DATASET CONTENT
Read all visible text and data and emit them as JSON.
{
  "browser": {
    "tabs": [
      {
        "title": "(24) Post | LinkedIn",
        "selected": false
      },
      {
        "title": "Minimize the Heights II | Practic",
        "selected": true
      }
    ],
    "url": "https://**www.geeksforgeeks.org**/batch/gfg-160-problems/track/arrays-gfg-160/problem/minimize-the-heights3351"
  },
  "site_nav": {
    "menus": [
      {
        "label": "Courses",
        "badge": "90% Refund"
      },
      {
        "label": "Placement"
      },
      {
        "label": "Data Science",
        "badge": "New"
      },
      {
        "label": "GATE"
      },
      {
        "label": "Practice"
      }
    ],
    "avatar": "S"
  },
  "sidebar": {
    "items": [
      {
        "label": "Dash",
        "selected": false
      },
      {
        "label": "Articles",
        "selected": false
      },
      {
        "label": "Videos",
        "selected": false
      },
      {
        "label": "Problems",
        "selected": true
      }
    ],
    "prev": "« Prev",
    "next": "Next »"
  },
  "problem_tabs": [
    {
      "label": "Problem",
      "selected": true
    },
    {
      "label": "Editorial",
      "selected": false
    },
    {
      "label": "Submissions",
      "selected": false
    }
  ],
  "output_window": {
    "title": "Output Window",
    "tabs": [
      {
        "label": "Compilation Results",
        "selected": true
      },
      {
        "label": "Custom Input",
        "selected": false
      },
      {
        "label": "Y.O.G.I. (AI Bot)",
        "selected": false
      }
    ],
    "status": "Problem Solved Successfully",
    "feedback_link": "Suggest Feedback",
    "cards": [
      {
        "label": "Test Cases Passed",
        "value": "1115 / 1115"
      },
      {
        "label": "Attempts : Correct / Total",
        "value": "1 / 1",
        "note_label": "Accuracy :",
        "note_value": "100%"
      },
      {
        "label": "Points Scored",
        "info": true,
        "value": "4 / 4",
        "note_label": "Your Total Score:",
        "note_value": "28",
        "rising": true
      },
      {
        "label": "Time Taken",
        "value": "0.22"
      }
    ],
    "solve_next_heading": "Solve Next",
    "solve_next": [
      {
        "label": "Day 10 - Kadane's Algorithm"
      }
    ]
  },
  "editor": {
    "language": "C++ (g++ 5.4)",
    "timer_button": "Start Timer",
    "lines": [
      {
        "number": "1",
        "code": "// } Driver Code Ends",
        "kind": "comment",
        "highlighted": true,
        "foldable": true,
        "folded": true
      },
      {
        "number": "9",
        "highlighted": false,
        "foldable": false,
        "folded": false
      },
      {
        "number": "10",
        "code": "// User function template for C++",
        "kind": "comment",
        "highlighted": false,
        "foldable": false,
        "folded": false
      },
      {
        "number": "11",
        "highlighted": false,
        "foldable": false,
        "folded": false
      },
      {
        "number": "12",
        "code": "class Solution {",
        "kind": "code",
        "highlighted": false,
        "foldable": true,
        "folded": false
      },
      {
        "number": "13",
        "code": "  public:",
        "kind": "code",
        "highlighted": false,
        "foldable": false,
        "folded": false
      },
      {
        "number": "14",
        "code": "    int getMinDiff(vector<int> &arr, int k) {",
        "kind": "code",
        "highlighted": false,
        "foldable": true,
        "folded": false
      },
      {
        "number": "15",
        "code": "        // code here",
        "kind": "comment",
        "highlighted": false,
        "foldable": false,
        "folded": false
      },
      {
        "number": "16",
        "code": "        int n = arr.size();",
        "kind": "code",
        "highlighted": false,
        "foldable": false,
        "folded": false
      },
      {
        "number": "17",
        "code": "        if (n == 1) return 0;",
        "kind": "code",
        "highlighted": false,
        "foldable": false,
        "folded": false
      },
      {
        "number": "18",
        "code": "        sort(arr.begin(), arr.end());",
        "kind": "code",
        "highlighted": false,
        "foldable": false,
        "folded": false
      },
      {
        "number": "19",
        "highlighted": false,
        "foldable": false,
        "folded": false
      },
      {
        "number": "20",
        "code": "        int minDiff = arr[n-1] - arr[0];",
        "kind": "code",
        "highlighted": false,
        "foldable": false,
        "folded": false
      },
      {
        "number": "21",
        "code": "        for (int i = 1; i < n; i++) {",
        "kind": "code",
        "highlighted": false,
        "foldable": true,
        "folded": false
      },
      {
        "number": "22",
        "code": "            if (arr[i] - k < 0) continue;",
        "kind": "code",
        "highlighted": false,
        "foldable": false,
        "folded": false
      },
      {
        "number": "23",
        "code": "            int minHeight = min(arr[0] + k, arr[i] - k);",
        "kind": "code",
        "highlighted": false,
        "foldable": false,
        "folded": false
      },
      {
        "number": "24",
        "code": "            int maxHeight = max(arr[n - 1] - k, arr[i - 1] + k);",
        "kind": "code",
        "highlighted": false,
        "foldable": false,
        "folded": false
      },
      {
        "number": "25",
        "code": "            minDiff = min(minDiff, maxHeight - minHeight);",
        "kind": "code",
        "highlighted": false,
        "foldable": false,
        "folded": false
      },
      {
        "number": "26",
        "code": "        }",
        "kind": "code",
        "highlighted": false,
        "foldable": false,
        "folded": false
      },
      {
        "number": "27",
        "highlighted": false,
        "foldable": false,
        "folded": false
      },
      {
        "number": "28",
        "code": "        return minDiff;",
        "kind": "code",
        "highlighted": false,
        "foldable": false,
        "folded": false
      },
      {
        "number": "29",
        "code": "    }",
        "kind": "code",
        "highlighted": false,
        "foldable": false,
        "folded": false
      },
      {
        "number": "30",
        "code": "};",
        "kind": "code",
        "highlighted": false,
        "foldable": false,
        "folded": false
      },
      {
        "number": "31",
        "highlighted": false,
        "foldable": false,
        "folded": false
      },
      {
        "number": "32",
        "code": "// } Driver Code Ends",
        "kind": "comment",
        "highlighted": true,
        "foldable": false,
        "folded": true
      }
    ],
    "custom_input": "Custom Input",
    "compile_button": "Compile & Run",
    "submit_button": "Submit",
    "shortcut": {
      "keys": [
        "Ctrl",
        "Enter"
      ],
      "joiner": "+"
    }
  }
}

TASK DIRECTIONS
Print all of the entries again, exactly as written.

RESPONSE TO THIS TASK
Read all visible text and data and emit them as JSON.
{
  "browser": {
    "tabs": [
      {
        "title": "(24) Post | LinkedIn",
        "selected": false
      },
      {
        "title": "Minimize the Heights II | Practic",
        "selected": true
      }
    ],
    "url": "https://**www.geeksforgeeks.org**/batch/gfg-160-problems/track/arrays-gfg-160/problem/minimize-the-heights3351"
  },
  "site_nav": {
    "menus": [
      {
        "label": "Courses",
        "badge": "90% Refund"
      },
      {
        "label": "Placement"
      },
      {
        "label": "Data Science",
        "badge": "New"
      },
      {
        "label": "GATE"
      },
      {
        "label": "Practice"
      }
    ],
    "avatar": "S"
  },
  "sidebar": {
    "items": [
      {
        "label": "Dash",
        "selected": false
      },
      {
        "label": "Articles",
        "selected": false
      },
      {
        "label": "Videos",
        "selected": false
      },
      {
        "label": "Problems",
        "selected": true
      }
    ],
    "prev": "« Prev",
    "next": "Next »"
  },
  "problem_tabs": [
    {
      "label": "Problem",
      "selected": true
    },
    {
      "label": "Editorial",
      "selected": false
    },
    {
      "label": "Submissions",
      "selected": false
    }
  ],
  "output_window": {
    "title": "Output Window",
    "tabs": [
      {
        "label": "Compilation Results",
        "selected": true
      },
      {
        "label": "Custom Input",
        "selected": false
      },
      {
        "label": "Y.O.G.I. (AI Bot)",
        "selected": false
      }
    ],
    "status": "Problem Solved Successfully",
    "feedback_link": "Suggest Feedback",
    "cards": [
      {
        "label": "Test Cases Passed",
        "value": "1115 / 1115"
      },
      {
        "label": "Attempts : Correct / Total",
        "value": "1 / 1",
        "note_label": "Accuracy :",
        "note_value": "100%"
      },
      {
        "label": "Points Scored",
        "info": true,
        "value": "4 / 4",
        "note_label": "Your Total Score:",
        "note_value": "28",
        "rising": true
      },
      {
        "label": "Time Taken",
        "value": "0.22"
      }
    ],
    "solve_next_heading": "Solve Next",
    "solve_next": [
      {
        "label": "Day 10 - Kadane's Algorithm"
      }
    ]
  },
  "editor": {
    "language": "C++ (g++ 5.4)",
    "timer_button": "Start Timer",
    "lines": [
      {
        "number": "1",
        "code": "// } Driver Code Ends",
        "kind": "comment",
        "highlighted": true,
        "foldable": true,
        "folded": true
      },
      {
        "number": "9",
        "highlighted": false,
        "foldable": false,
        "folded": false
      },
      {
        "number": "10",
        "code": "// User function template for C++",
        "kind": "comment",
        "highlighted": false,
        "foldable": false,
        "folded": false
      },
      {
        "number": "11",
        "highlighted": false,
        "foldable": false,
        "folded": false
      },
      {
        "number": "12",
        "code": "class Solution {",
        "kind": "code",
        "highlighted": false,
        "foldable": true,
        "folded": false
      },
      {
        "number": "13",
        "code": "  public:",
        "kind": "code",
        "highlighted": false,
        "foldable": false,
        "folded": false
      },
      {
        "number": "14",
        "code": "    int getMinDiff(vector<int> &arr, int k) {",
        "kind": "code",
        "highlighted": false,
        "foldable": true,
        "folded": false
      },
      {
        "number": "15",
        "code": "        // code here",
        "kind": "comment",
        "highlighted": false,
        "foldable": false,
        "folded": false
      },
      {
        "number": "16",
        "code": "        int n = arr.size();",
        "kind": "code",
        "highlighted": false,
        "foldable": false,
        "folded": false
      },
      {
        "number": "17",
        "code": "        if (n == 1) return 0;",
        "kind": "code",
        "highlighted": false,
        "foldable": false,
        "folded": false
      },
      {
        "number": "18",
        "code": "        sort(arr.begin(), arr.end());",
        "kind": "code",
        "highlighted": false,
        "foldable": false,
        "folded": false
      },
      {
        "number": "19",
        "highlighted": false,
        "foldable": false,
        "folded": false
      },
      {
        "number": "20",
        "code": "        int minDiff = arr[n-1] - arr[0];",
        "kind": "code",
        "highlighted": false,
        "foldable": false,
        "folded": false
      },
      {
        "number": "21",
        "code": "        for (int i = 1; i < n; i++) {",
        "kind": "code",
        "highlighted": false,
        "foldable": true,
        "folded": false
      },
      {
        "number": "22",
        "code": "            if (arr[i] - k < 0) continue;",
        "kind": "code",
        "highlighted": false,
        "foldable": false,
        "folded": false
      },
      {
        "number": "23",
        "code": "            int minHeight = min(arr[0] + k, arr[i] - k);",
        "kind": "code",
        "highlighted": false,
        "foldable": false,
        "folded": false
      },
      {
        "number": "24",
        "code": "            int maxHeight = max(arr[n - 1] - k, arr[i - 1] + k);",
        "kind": "code",
        "highlighted": false,
        "foldable": false,
        "folded": false
      },
      {
        "number": "25",
        "code": "            minDiff = min(minDiff, maxHeight - minHeight);",
        "kind": "code",
        "highlighted": false,
        "foldable": false,
        "folded": false
      },
      {
        "number": "26",
        "code": "        }",
        "kind": "code",
        "highlighted": false,
        "foldable": false,
        "folded": false
      },
      {
        "number": "27",
        "highlighted": false,
        "foldable": false,
        "folded": false
      },
      {
        "number": "28",
        "code": "        return minDiff;",
        "kind": "code",
        "highlighted": false,
        "foldable": false,
        "folded": false
      },
      {
        "number": "29",
        "code": "    }",
        "kind": "code",
        "highlighted": false,
        "foldable": false,
        "folded": false
      },
      {
        "number": "30",
        "code": "};",
        "kind": "code",
        "highlighted": false,
        "foldable": false,
        "folded": false
      },
      {
        "number": "31",
        "highlighted": false,
        "foldable": false,
        "folded": false
      },
      {
        "number": "32",
        "code": "// } Driver Code Ends",
        "kind": "comment",
        "highlighted": true,
        "foldable": false,
        "folded": true
      }
    ],
    "custom_input": "Custom Input",
    "compile_button": "Compile & Run",
    "submit_button": "Submit",
    "shortcut": {
      "keys": [
        "Ctrl",
        "Enter"
      ],
      "joiner": "+"
    }
  }
}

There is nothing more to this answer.